Work to complete: Look for "content" in each line of the entries, and return the matching lines.

Data lines:
* * * *

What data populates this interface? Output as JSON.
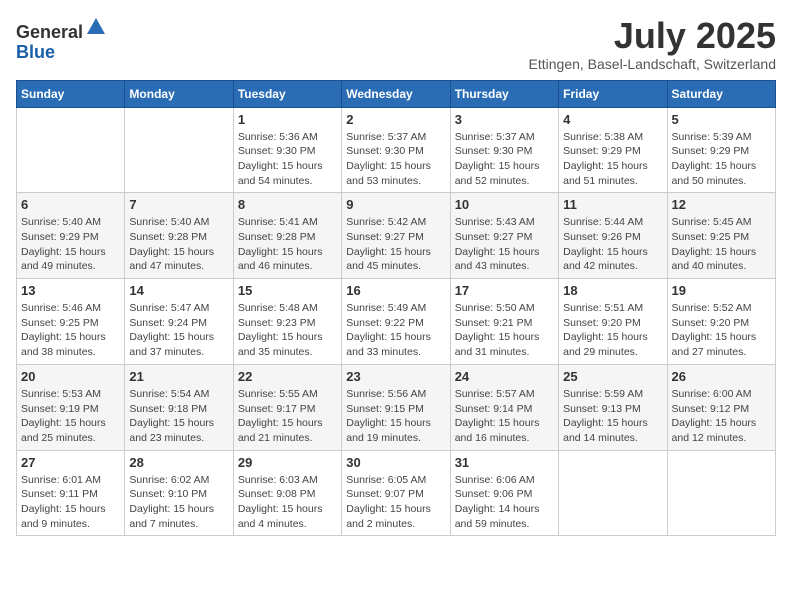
{
  "logo": {
    "general": "General",
    "blue": "Blue"
  },
  "header": {
    "month_year": "July 2025",
    "location": "Ettingen, Basel-Landschaft, Switzerland"
  },
  "weekdays": [
    "Sunday",
    "Monday",
    "Tuesday",
    "Wednesday",
    "Thursday",
    "Friday",
    "Saturday"
  ],
  "weeks": [
    [
      {
        "day": "",
        "info": ""
      },
      {
        "day": "",
        "info": ""
      },
      {
        "day": "1",
        "info": "Sunrise: 5:36 AM\nSunset: 9:30 PM\nDaylight: 15 hours\nand 54 minutes."
      },
      {
        "day": "2",
        "info": "Sunrise: 5:37 AM\nSunset: 9:30 PM\nDaylight: 15 hours\nand 53 minutes."
      },
      {
        "day": "3",
        "info": "Sunrise: 5:37 AM\nSunset: 9:30 PM\nDaylight: 15 hours\nand 52 minutes."
      },
      {
        "day": "4",
        "info": "Sunrise: 5:38 AM\nSunset: 9:29 PM\nDaylight: 15 hours\nand 51 minutes."
      },
      {
        "day": "5",
        "info": "Sunrise: 5:39 AM\nSunset: 9:29 PM\nDaylight: 15 hours\nand 50 minutes."
      }
    ],
    [
      {
        "day": "6",
        "info": "Sunrise: 5:40 AM\nSunset: 9:29 PM\nDaylight: 15 hours\nand 49 minutes."
      },
      {
        "day": "7",
        "info": "Sunrise: 5:40 AM\nSunset: 9:28 PM\nDaylight: 15 hours\nand 47 minutes."
      },
      {
        "day": "8",
        "info": "Sunrise: 5:41 AM\nSunset: 9:28 PM\nDaylight: 15 hours\nand 46 minutes."
      },
      {
        "day": "9",
        "info": "Sunrise: 5:42 AM\nSunset: 9:27 PM\nDaylight: 15 hours\nand 45 minutes."
      },
      {
        "day": "10",
        "info": "Sunrise: 5:43 AM\nSunset: 9:27 PM\nDaylight: 15 hours\nand 43 minutes."
      },
      {
        "day": "11",
        "info": "Sunrise: 5:44 AM\nSunset: 9:26 PM\nDaylight: 15 hours\nand 42 minutes."
      },
      {
        "day": "12",
        "info": "Sunrise: 5:45 AM\nSunset: 9:25 PM\nDaylight: 15 hours\nand 40 minutes."
      }
    ],
    [
      {
        "day": "13",
        "info": "Sunrise: 5:46 AM\nSunset: 9:25 PM\nDaylight: 15 hours\nand 38 minutes."
      },
      {
        "day": "14",
        "info": "Sunrise: 5:47 AM\nSunset: 9:24 PM\nDaylight: 15 hours\nand 37 minutes."
      },
      {
        "day": "15",
        "info": "Sunrise: 5:48 AM\nSunset: 9:23 PM\nDaylight: 15 hours\nand 35 minutes."
      },
      {
        "day": "16",
        "info": "Sunrise: 5:49 AM\nSunset: 9:22 PM\nDaylight: 15 hours\nand 33 minutes."
      },
      {
        "day": "17",
        "info": "Sunrise: 5:50 AM\nSunset: 9:21 PM\nDaylight: 15 hours\nand 31 minutes."
      },
      {
        "day": "18",
        "info": "Sunrise: 5:51 AM\nSunset: 9:20 PM\nDaylight: 15 hours\nand 29 minutes."
      },
      {
        "day": "19",
        "info": "Sunrise: 5:52 AM\nSunset: 9:20 PM\nDaylight: 15 hours\nand 27 minutes."
      }
    ],
    [
      {
        "day": "20",
        "info": "Sunrise: 5:53 AM\nSunset: 9:19 PM\nDaylight: 15 hours\nand 25 minutes."
      },
      {
        "day": "21",
        "info": "Sunrise: 5:54 AM\nSunset: 9:18 PM\nDaylight: 15 hours\nand 23 minutes."
      },
      {
        "day": "22",
        "info": "Sunrise: 5:55 AM\nSunset: 9:17 PM\nDaylight: 15 hours\nand 21 minutes."
      },
      {
        "day": "23",
        "info": "Sunrise: 5:56 AM\nSunset: 9:15 PM\nDaylight: 15 hours\nand 19 minutes."
      },
      {
        "day": "24",
        "info": "Sunrise: 5:57 AM\nSunset: 9:14 PM\nDaylight: 15 hours\nand 16 minutes."
      },
      {
        "day": "25",
        "info": "Sunrise: 5:59 AM\nSunset: 9:13 PM\nDaylight: 15 hours\nand 14 minutes."
      },
      {
        "day": "26",
        "info": "Sunrise: 6:00 AM\nSunset: 9:12 PM\nDaylight: 15 hours\nand 12 minutes."
      }
    ],
    [
      {
        "day": "27",
        "info": "Sunrise: 6:01 AM\nSunset: 9:11 PM\nDaylight: 15 hours\nand 9 minutes."
      },
      {
        "day": "28",
        "info": "Sunrise: 6:02 AM\nSunset: 9:10 PM\nDaylight: 15 hours\nand 7 minutes."
      },
      {
        "day": "29",
        "info": "Sunrise: 6:03 AM\nSunset: 9:08 PM\nDaylight: 15 hours\nand 4 minutes."
      },
      {
        "day": "30",
        "info": "Sunrise: 6:05 AM\nSunset: 9:07 PM\nDaylight: 15 hours\nand 2 minutes."
      },
      {
        "day": "31",
        "info": "Sunrise: 6:06 AM\nSunset: 9:06 PM\nDaylight: 14 hours\nand 59 minutes."
      },
      {
        "day": "",
        "info": ""
      },
      {
        "day": "",
        "info": ""
      }
    ]
  ]
}
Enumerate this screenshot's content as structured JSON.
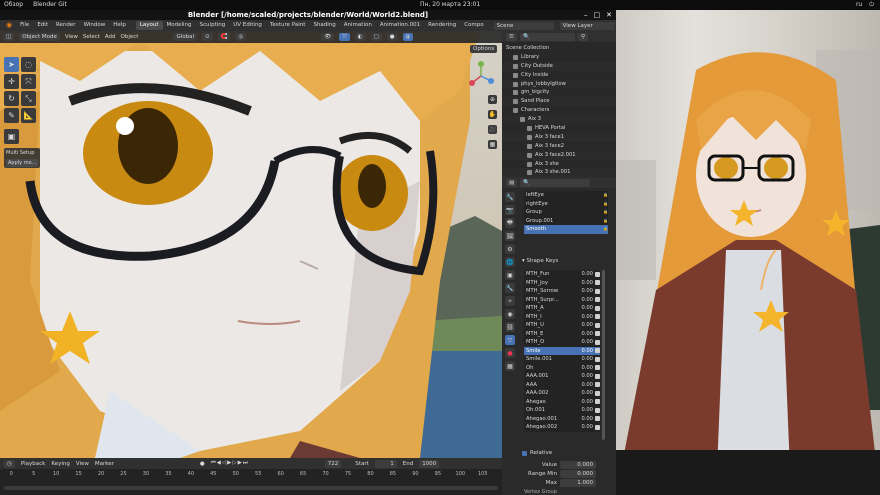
{
  "system": {
    "left_items": [
      "Обзор",
      "Blender Git"
    ],
    "clock": "Пн, 20 марта  23:01",
    "tray": [
      "ru",
      "⏻"
    ]
  },
  "window": {
    "title": "Blender [/home/scaled/projects/blender/World/World2.blend]",
    "controls": [
      "–",
      "□",
      "✕"
    ]
  },
  "menubar": {
    "menus": [
      "File",
      "Edit",
      "Render",
      "Window",
      "Help"
    ],
    "workspaces": [
      "Layout",
      "Modeling",
      "Sculpting",
      "UV Editing",
      "Texture Paint",
      "Shading",
      "Animation",
      "Animation.001",
      "Rendering",
      "Compo"
    ],
    "active_workspace": "Layout",
    "scene": "Scene",
    "view_layer": "View Layer"
  },
  "viewport": {
    "mode": "Object Mode",
    "menus": [
      "View",
      "Select",
      "Add",
      "Object"
    ],
    "orientation": "Global",
    "options_label": "Options",
    "operator_panel": {
      "title": "Multi Setup",
      "button": "Apply mo..."
    }
  },
  "outliner": {
    "title": "Scene Collection",
    "rows": [
      {
        "label": "Library",
        "indent": 1
      },
      {
        "label": "City Outside",
        "indent": 1
      },
      {
        "label": "City Inside",
        "indent": 1
      },
      {
        "label": "phys_lobbylgtlow",
        "indent": 1
      },
      {
        "label": "gm_bigcity",
        "indent": 1
      },
      {
        "label": "Sand Place",
        "indent": 1
      },
      {
        "label": "Characters",
        "indent": 1
      },
      {
        "label": "Aix 3",
        "indent": 2
      },
      {
        "label": "HEVA Portal",
        "indent": 3
      },
      {
        "label": "Aix 3 face1",
        "indent": 3
      },
      {
        "label": "Aix 3 face2",
        "indent": 3
      },
      {
        "label": "Aix 3 face2.001",
        "indent": 3
      },
      {
        "label": "Aix 3 she",
        "indent": 3
      },
      {
        "label": "Aix 3 she.001",
        "indent": 3
      }
    ]
  },
  "properties": {
    "vertex_groups": [
      "leftEye",
      "rightEye",
      "Group",
      "Group.001",
      "Smooth"
    ],
    "selected_vertex_group": "Smooth",
    "shape_keys_title": "Shape Keys",
    "shape_keys": [
      {
        "name": "MTH_Fun",
        "value": "0.00"
      },
      {
        "name": "MTH_Joy",
        "value": "0.00"
      },
      {
        "name": "MTH_Sorrow",
        "value": "0.00"
      },
      {
        "name": "MTH_Surpr...",
        "value": "0.00"
      },
      {
        "name": "MTH_A",
        "value": "0.00"
      },
      {
        "name": "MTH_I",
        "value": "0.00"
      },
      {
        "name": "MTH_U",
        "value": "0.00"
      },
      {
        "name": "MTH_E",
        "value": "0.00"
      },
      {
        "name": "MTH_O",
        "value": "0.00"
      },
      {
        "name": "Smile",
        "value": "0.00"
      },
      {
        "name": "Smile.001",
        "value": "0.00"
      },
      {
        "name": "Oh",
        "value": "0.00"
      },
      {
        "name": "AAA.001",
        "value": "0.00"
      },
      {
        "name": "AAA",
        "value": "0.00"
      },
      {
        "name": "AAA.002",
        "value": "0.00"
      },
      {
        "name": "Ahegao",
        "value": "0.00"
      },
      {
        "name": "Oh.001",
        "value": "0.00"
      },
      {
        "name": "Ahegao.001",
        "value": "0.00"
      },
      {
        "name": "Ahegao.002",
        "value": "0.00"
      }
    ],
    "selected_shape_key": "Smile",
    "relative_label": "Relative",
    "value_label": "Value",
    "value": "0.000",
    "range_min_label": "Range Min",
    "range_min": "0.000",
    "max_label": "Max",
    "max": "1.000",
    "footer": "Vertex Group"
  },
  "timeline": {
    "menus": [
      "Playback",
      "Keying",
      "View",
      "Marker"
    ],
    "current_frame": "722",
    "start_label": "Start",
    "start": "1",
    "end_label": "End",
    "end": "1000",
    "ticks": [
      "0",
      "5",
      "10",
      "15",
      "20",
      "25",
      "30",
      "35",
      "40",
      "45",
      "50",
      "55",
      "60",
      "65",
      "70",
      "75",
      "80",
      "85",
      "90",
      "95",
      "100",
      "105"
    ]
  },
  "colors": {
    "accent": "#4772b3",
    "header": "#303030",
    "panel": "#2a2a2a"
  }
}
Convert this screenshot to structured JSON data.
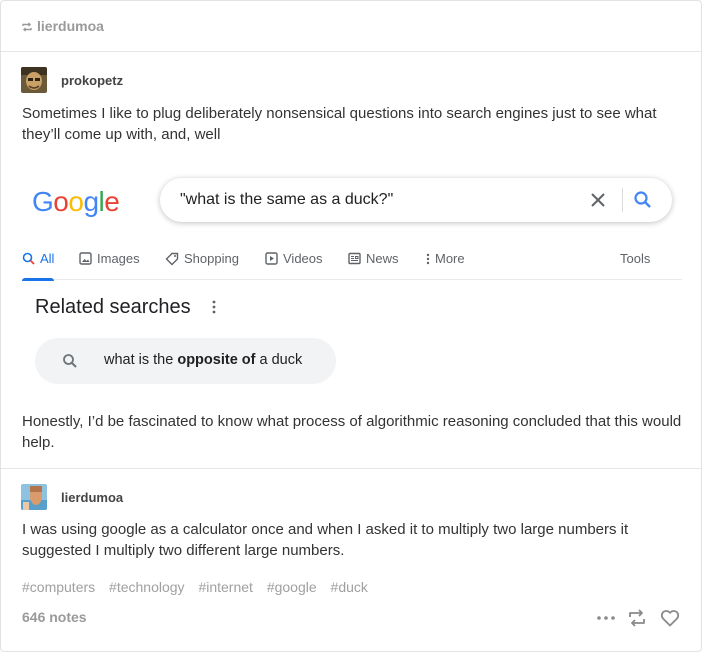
{
  "reblog": {
    "username": "lierdumoa",
    "icon": "reblog-icon"
  },
  "posts": [
    {
      "username": "prokopetz",
      "text1": "Sometimes I like to plug deliberately nonsensical questions into search engines just to see what they’ll come up with, and, well",
      "text2": "Honestly, I’d be fascinated to know what process of algorithmic reasoning concluded that this would help."
    },
    {
      "username": "lierdumoa",
      "text": "I was using google as a calculator once and when I asked it to multiply two large numbers it suggested I multiply two different large numbers."
    }
  ],
  "google": {
    "logo": [
      "G",
      "o",
      "o",
      "g",
      "l",
      "e"
    ],
    "query": "\"what is the same as a duck?\"",
    "tabs": [
      "All",
      "Images",
      "Shopping",
      "Videos",
      "News",
      "More"
    ],
    "tools": "Tools",
    "related_title": "Related searches",
    "related": {
      "before": "what is the ",
      "bold": "opposite of",
      "after": " a duck"
    },
    "colors": {
      "blue": "#4285F4",
      "red": "#EA4335",
      "yellow": "#FBBC05",
      "green": "#34A853",
      "accent": "#1a73e8"
    }
  },
  "tags": [
    "#computers",
    "#technology",
    "#internet",
    "#google",
    "#duck"
  ],
  "notes": "646 notes",
  "actions": [
    "more-icon",
    "reblog-icon",
    "heart-icon"
  ]
}
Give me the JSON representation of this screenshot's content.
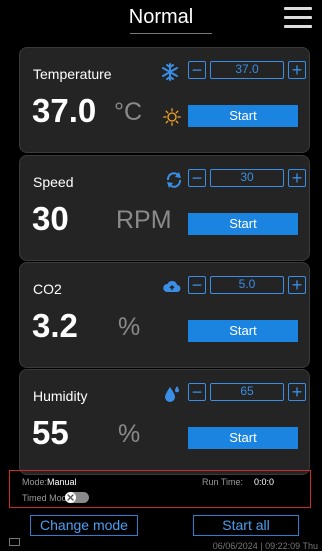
{
  "header": {
    "title": "Normal",
    "menu_icon": "hamburger-menu-icon"
  },
  "cards": {
    "temperature": {
      "label": "Temperature",
      "value": "37.0",
      "unit": "°C",
      "setpoint": "37.0",
      "start_label": "Start",
      "icons": [
        "snowflake-icon",
        "sun-icon"
      ]
    },
    "speed": {
      "label": "Speed",
      "value": "30",
      "unit": "RPM",
      "setpoint": "30",
      "start_label": "Start",
      "icons": [
        "rotate-icon"
      ]
    },
    "co2": {
      "label": "CO2",
      "value": "3.2",
      "unit": "%",
      "setpoint": "5.0",
      "start_label": "Start",
      "icons": [
        "cloud-upload-icon"
      ]
    },
    "humidity": {
      "label": "Humidity",
      "value": "55",
      "unit": "%",
      "setpoint": "65",
      "start_label": "Start",
      "icons": [
        "water-drop-icon"
      ]
    }
  },
  "stepper": {
    "minus": "−",
    "plus": "+"
  },
  "status": {
    "mode_label": "Mode:",
    "mode_value": "Manual",
    "runtime_label": "Run Time:",
    "runtime_value": "0:0:0",
    "timed_label": "Timed Mode:",
    "timed_enabled": false
  },
  "footer": {
    "change_mode_label": "Change mode",
    "start_all_label": "Start all",
    "datetime": "06/06/2024 | 09:22:09 Thu"
  },
  "colors": {
    "accent": "#1b84e0",
    "status_border": "#cc2a2a",
    "card_bg": "#242424"
  }
}
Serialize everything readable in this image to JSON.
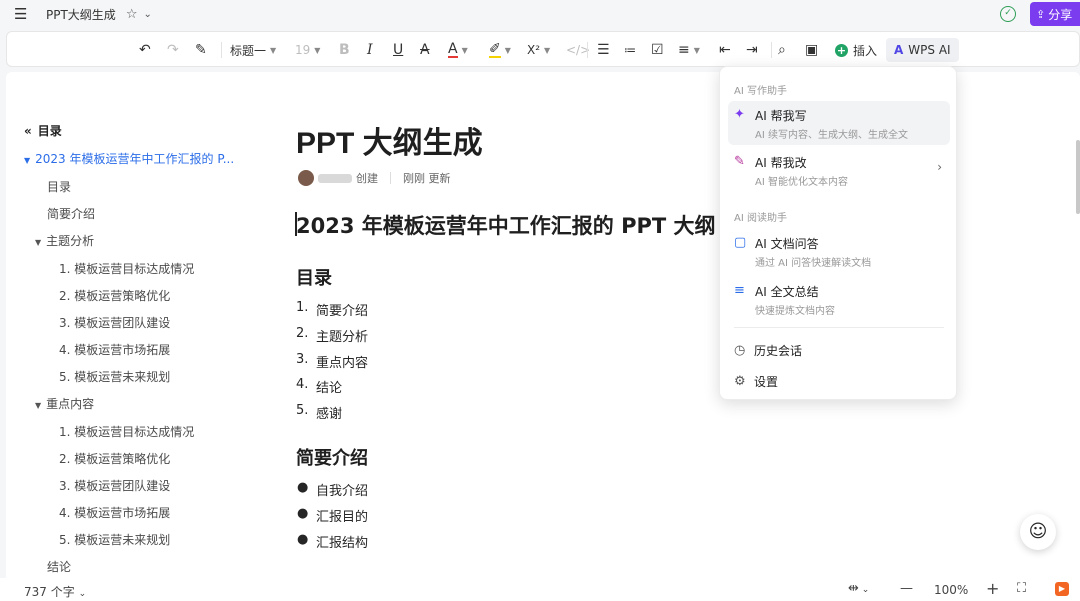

* * * *

Exercise output:
Enumerate this screenshot's content as structured JSON.
Give me the JSON representation of this screenshot's content.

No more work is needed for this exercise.